> **Stated task**: Reproduce all of the records below with "Backspace" changed to "Delete" and every other detail left intact. Leave the pictures out of your answer.

> **Provided records**:
*-*-*

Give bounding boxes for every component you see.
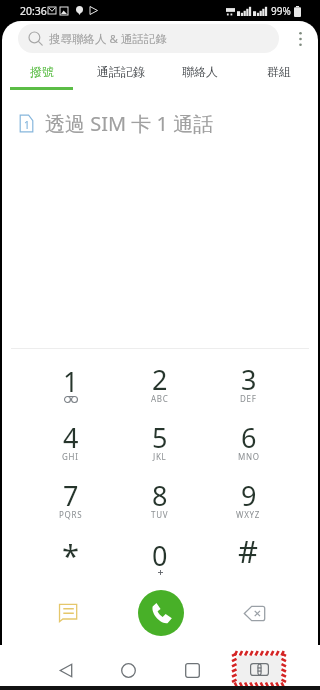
staticText: JKL: [153, 451, 167, 462]
button[interactable]: 5: [115, 407, 204, 465]
button[interactable]: 6: [204, 407, 293, 465]
staticText: 6: [241, 419, 257, 456]
button[interactable]: 通話記錄: [81, 56, 160, 91]
staticText: PQRS: [59, 509, 83, 520]
button[interactable]: 7: [26, 465, 115, 523]
button[interactable]: Backspace: [207, 581, 300, 645]
staticText: 透過 SIM 卡 1 通話: [45, 110, 214, 137]
button[interactable]: 1: [26, 349, 115, 407]
staticText: DEF: [240, 393, 257, 404]
button[interactable]: 3: [204, 349, 293, 407]
button[interactable]: Home: [110, 652, 146, 688]
button[interactable]: 群組: [239, 56, 318, 91]
staticText: 8: [152, 477, 168, 514]
staticText: 1: [24, 118, 30, 132]
staticText: 4: [63, 419, 79, 456]
staticText: 0: [152, 537, 168, 574]
button[interactable]: 聯絡人: [160, 56, 239, 91]
button[interactable]: #: [204, 523, 293, 581]
staticText: 聯絡人: [182, 64, 218, 79]
staticText: 通話記錄: [97, 64, 145, 79]
button[interactable]: Pop-up view: [232, 651, 286, 687]
button[interactable]: 2: [115, 349, 204, 407]
staticText: 20:36: [20, 4, 47, 18]
staticText: MNO: [238, 451, 260, 462]
button[interactable]: 撥號: [2, 56, 81, 91]
staticText: *: [62, 534, 80, 576]
staticText: 7: [63, 477, 79, 514]
button[interactable]: *: [26, 523, 115, 581]
button[interactable]: Send message: [20, 581, 114, 645]
staticText: 撥號: [30, 64, 54, 79]
staticText: TUV: [151, 509, 169, 520]
staticText: 搜尋聯絡人 & 通話記錄: [49, 31, 167, 47]
button[interactable]: 0: [115, 523, 204, 581]
button[interactable]: Back: [48, 652, 84, 688]
staticText: #: [238, 530, 259, 572]
staticText: 2: [152, 361, 168, 398]
staticText: ABC: [151, 393, 169, 404]
staticText: 9: [241, 477, 257, 514]
staticText: 群組: [267, 64, 291, 79]
button[interactable]: 8: [115, 465, 204, 523]
button[interactable]: Call: [138, 590, 184, 636]
staticText: 1: [63, 363, 79, 400]
button[interactable]: 4: [26, 407, 115, 465]
staticText: 5: [152, 419, 168, 456]
button[interactable]: 搜尋聯絡人 & 通話記錄: [18, 24, 279, 53]
staticText: 99%: [271, 4, 291, 18]
button[interactable]: More options: [282, 21, 318, 56]
staticText: WXYZ: [236, 509, 261, 520]
staticText: GHI: [62, 451, 79, 462]
staticText: 3: [241, 361, 257, 398]
button[interactable]: 9: [204, 465, 293, 523]
button[interactable]: Recent apps: [174, 652, 210, 688]
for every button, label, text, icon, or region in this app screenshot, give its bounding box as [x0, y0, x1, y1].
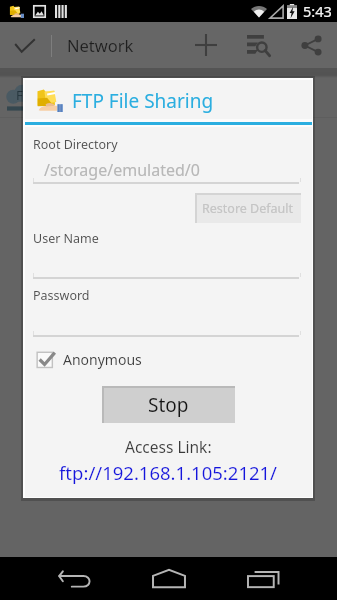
button[interactable]: Home: [122, 557, 215, 600]
staticText: Password: [33, 287, 90, 304]
button[interactable]: Search: [236, 22, 280, 68]
staticText: User Name: [33, 230, 99, 247]
staticText: Stop: [148, 392, 189, 418]
staticText: Root Directory: [33, 136, 118, 153]
staticText: Restore Default: [202, 200, 294, 217]
staticText: Network: [67, 34, 134, 56]
staticText: FT: [16, 86, 30, 104]
staticText: /storage/emulated/0: [44, 159, 200, 181]
button[interactable]: Back: [28, 557, 122, 600]
staticText: FTP File Sharing: [72, 88, 214, 114]
button[interactable]: Done: [0, 22, 50, 68]
staticText: 5:43: [303, 1, 332, 21]
button[interactable]: Share: [289, 22, 333, 68]
button[interactable]: ftp://192.168.1.105:2121/: [59, 460, 278, 485]
staticText: Anonymous: [63, 350, 142, 369]
button[interactable]: Anonymous: [36, 348, 142, 370]
button[interactable]: Restore Default: [195, 193, 301, 223]
staticText: Access Link:: [125, 436, 212, 457]
button[interactable]: Recents: [216, 557, 310, 600]
button[interactable]: Stop: [102, 386, 235, 423]
button[interactable]: Add: [184, 22, 228, 68]
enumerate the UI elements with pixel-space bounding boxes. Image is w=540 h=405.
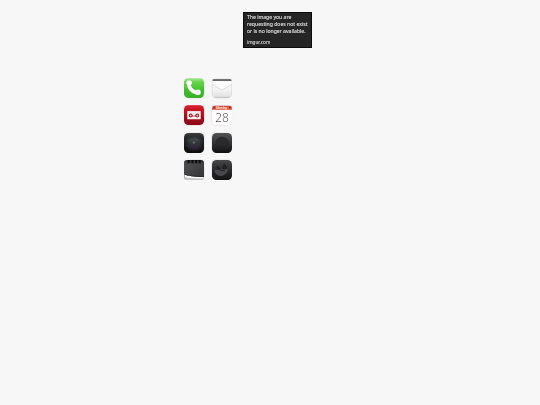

*-*-*

> **Solution to this exercise**:
Give bounding boxes for every component you see.
staticText: JKL: [153, 451, 167, 462]
button[interactable]: 5: [115, 407, 204, 465]
button[interactable]: 6: [204, 407, 293, 465]
staticText: 6: [241, 419, 257, 456]
button[interactable]: 通話記錄: [81, 56, 160, 91]
staticText: PQRS: [59, 509, 83, 520]
button[interactable]: 7: [26, 465, 115, 523]
button[interactable]: Delete: [207, 581, 300, 645]
staticText: 透過 SIM 卡 1 通話: [45, 110, 214, 137]
button[interactable]: 1: [26, 349, 115, 407]
staticText: DEF: [240, 393, 257, 404]
button[interactable]: 3: [204, 349, 293, 407]
button[interactable]: Home: [110, 652, 146, 688]
button[interactable]: 群組: [239, 56, 318, 91]
staticText: 8: [152, 477, 168, 514]
staticText: 1: [24, 118, 30, 132]
staticText: 4: [63, 419, 79, 456]
staticText: 0: [152, 537, 168, 574]
button[interactable]: 聯絡人: [160, 56, 239, 91]
button[interactable]: #: [204, 523, 293, 581]
staticText: 聯絡人: [182, 64, 218, 79]
staticText: 通話記錄: [97, 64, 145, 79]
button[interactable]: Pop-up view: [232, 651, 286, 687]
button[interactable]: 2: [115, 349, 204, 407]
staticText: 20:36: [20, 4, 47, 18]
staticText: MNO: [238, 451, 260, 462]
button[interactable]: 撥號: [2, 56, 81, 91]
staticText: *: [62, 534, 80, 576]
staticText: 7: [63, 477, 79, 514]
button[interactable]: *: [26, 523, 115, 581]
button[interactable]: Send message: [20, 581, 114, 645]
staticText: 撥號: [30, 64, 54, 79]
staticText: TUV: [151, 509, 169, 520]
staticText: 搜尋聯絡人 & 通話記錄: [49, 31, 167, 47]
button[interactable]: 0: [115, 523, 204, 581]
button[interactable]: Back: [48, 652, 84, 688]
staticText: #: [238, 530, 259, 572]
staticText: 2: [152, 361, 168, 398]
staticText: ABC: [151, 393, 169, 404]
staticText: 9: [241, 477, 257, 514]
staticText: 群組: [267, 64, 291, 79]
button[interactable]: 8: [115, 465, 204, 523]
button[interactable]: Call: [138, 590, 184, 636]
staticText: 1: [63, 363, 79, 400]
button[interactable]: 4: [26, 407, 115, 465]
staticText: 5: [152, 419, 168, 456]
button[interactable]: 搜尋聯絡人 & 通話記錄: [18, 24, 279, 53]
staticText: 99%: [271, 4, 291, 18]
button[interactable]: More options: [282, 21, 318, 56]
staticText: WXYZ: [236, 509, 261, 520]
staticText: GHI: [62, 451, 79, 462]
staticText: 3: [241, 361, 257, 398]
button[interactable]: 9: [204, 465, 293, 523]
button[interactable]: Recent apps: [174, 652, 210, 688]
for every button, label, text, icon, or region in this app screenshot, give its bounding box as [x0, y0, x1, y1].
button[interactable]: Home: [122, 557, 215, 600]
staticText: Password: [33, 287, 90, 304]
button[interactable]: Search: [236, 22, 280, 68]
staticText: User Name: [33, 230, 99, 247]
staticText: Stop: [148, 392, 189, 418]
staticText: Root Directory: [33, 136, 118, 153]
staticText: Restore Default: [202, 200, 294, 217]
staticText: Network: [67, 34, 134, 56]
staticText: FT: [16, 86, 30, 104]
staticText: /storage/emulated/0: [44, 159, 200, 181]
button[interactable]: Back: [28, 557, 122, 600]
staticText: FTP File Sharing: [72, 88, 214, 114]
button[interactable]: Done: [0, 22, 50, 68]
staticText: 5:43: [303, 1, 332, 21]
button[interactable]: Share: [289, 22, 333, 68]
button[interactable]: ftp://192.168.1.105:2121/: [59, 460, 278, 485]
staticText: Anonymous: [63, 350, 142, 369]
button[interactable]: Anonymous: [36, 348, 142, 370]
button[interactable]: Restore Default: [195, 193, 301, 223]
staticText: Access Link:: [125, 436, 212, 457]
button[interactable]: Recents: [216, 557, 310, 600]
button[interactable]: Stop: [102, 386, 235, 423]
button[interactable]: Add: [184, 22, 228, 68]
enumerate the UI elements with pixel-space bounding boxes. Image is w=540 h=405.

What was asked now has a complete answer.